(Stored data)
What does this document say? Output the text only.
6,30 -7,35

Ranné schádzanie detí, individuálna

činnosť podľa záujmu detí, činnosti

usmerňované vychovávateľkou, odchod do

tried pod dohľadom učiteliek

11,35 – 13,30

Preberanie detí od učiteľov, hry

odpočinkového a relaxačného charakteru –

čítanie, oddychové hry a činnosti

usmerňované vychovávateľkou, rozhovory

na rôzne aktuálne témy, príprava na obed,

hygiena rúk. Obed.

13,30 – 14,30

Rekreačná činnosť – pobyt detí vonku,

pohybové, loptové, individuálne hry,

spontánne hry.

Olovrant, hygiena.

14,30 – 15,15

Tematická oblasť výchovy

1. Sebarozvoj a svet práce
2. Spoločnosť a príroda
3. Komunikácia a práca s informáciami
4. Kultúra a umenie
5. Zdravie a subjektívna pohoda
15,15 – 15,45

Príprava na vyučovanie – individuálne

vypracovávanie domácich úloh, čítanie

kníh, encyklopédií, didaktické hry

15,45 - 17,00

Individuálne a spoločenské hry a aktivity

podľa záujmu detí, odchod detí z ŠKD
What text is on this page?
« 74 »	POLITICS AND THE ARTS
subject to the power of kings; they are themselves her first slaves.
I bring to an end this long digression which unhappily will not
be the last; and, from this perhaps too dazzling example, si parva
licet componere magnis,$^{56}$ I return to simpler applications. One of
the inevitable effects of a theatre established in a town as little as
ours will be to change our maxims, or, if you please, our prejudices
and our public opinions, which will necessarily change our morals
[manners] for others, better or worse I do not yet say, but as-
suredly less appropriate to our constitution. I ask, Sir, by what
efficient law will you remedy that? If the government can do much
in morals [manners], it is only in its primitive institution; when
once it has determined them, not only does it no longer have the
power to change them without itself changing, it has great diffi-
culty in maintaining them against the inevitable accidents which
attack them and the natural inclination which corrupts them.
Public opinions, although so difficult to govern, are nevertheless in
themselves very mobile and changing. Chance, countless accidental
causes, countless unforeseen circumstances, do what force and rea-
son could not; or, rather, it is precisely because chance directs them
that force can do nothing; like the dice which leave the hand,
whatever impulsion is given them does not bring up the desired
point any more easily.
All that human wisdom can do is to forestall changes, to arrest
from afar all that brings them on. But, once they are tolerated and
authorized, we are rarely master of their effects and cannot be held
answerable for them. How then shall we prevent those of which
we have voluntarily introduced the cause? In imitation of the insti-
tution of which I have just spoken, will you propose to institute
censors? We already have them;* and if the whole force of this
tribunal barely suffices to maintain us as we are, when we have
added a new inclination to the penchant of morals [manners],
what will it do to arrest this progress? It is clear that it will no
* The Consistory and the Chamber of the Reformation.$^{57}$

**Directions**
Using the listing above, retype each line exactly.

**Answer to this task**
What does this document say? Output the text only.
6,30 -7,35

Ranné schádzanie detí, individuálna

činnosť podľa záujmu detí, činnosti

usmerňované vychovávateľkou, odchod do

tried pod dohľadom učiteliek

11,35 – 13,30

Preberanie detí od učiteľov, hry

odpočinkového a relaxačného charakteru –

čítanie, oddychové hry a činnosti

usmerňované vychovávateľkou, rozhovory

na rôzne aktuálne témy, príprava na obed,

hygiena rúk. Obed.

13,30 – 14,30

Rekreačná činnosť – pobyt detí vonku,

pohybové, loptové, individuálne hry,

spontánne hry.

Olovrant, hygiena.

14,30 – 15,15

Tematická oblasť výchovy

1. Sebarozvoj a svet práce
2. Spoločnosť a príroda
3. Komunikácia a práca s informáciami
4. Kultúra a umenie
5. Zdravie a subjektívna pohoda
15,15 – 15,45

Príprava na vyučovanie – individuálne

vypracovávanie domácich úloh, čítanie

kníh, encyklopédií, didaktické hry

15,45 - 17,00

Individuálne a spoločenské hry a aktivity

podľa záujmu detí, odchod detí z ŠKD
What text is on this page?
« 74 »	POLITICS AND THE ARTS
subject to the power of kings; they are themselves her first slaves.
I bring to an end this long digression which unhappily will not
be the last; and, from this perhaps too dazzling example, si parva
licet componere magnis,$^{56}$ I return to simpler applications. One of
the inevitable effects of a theatre established in a town as little as
ours will be to change our maxims, or, if you please, our prejudices
and our public opinions, which will necessarily change our morals
[manners] for others, better or worse I do not yet say, but as-
suredly less appropriate to our constitution. I ask, Sir, by what
efficient law will you remedy that? If the government can do much
in morals [manners], it is only in its primitive institution; when
once it has determined them, not only does it no longer have the
power to change them without itself changing, it has great diffi-
culty in maintaining them against the inevitable accidents which
attack them and the natural inclination which corrupts them.
Public opinions, although so difficult to govern, are nevertheless in
themselves very mobile and changing. Chance, countless accidental
causes, countless unforeseen circumstances, do what force and rea-
son could not; or, rather, it is precisely because chance directs them
that force can do nothing; like the dice which leave the hand,
whatever impulsion is given them does not bring up the desired
point any more easily.
All that human wisdom can do is to forestall changes, to arrest
from afar all that brings them on. But, once they are tolerated and
authorized, we are rarely master of their effects and cannot be held
answerable for them. How then shall we prevent those of which
we have voluntarily introduced the cause? In imitation of the insti-
tution of which I have just spoken, will you propose to institute
censors? We already have them;* and if the whole force of this
tribunal barely suffices to maintain us as we are, when we have
added a new inclination to the penchant of morals [manners],
what will it do to arrest this progress? It is clear that it will no
* The Consistory and the Chamber of the Reformation.$^{57}$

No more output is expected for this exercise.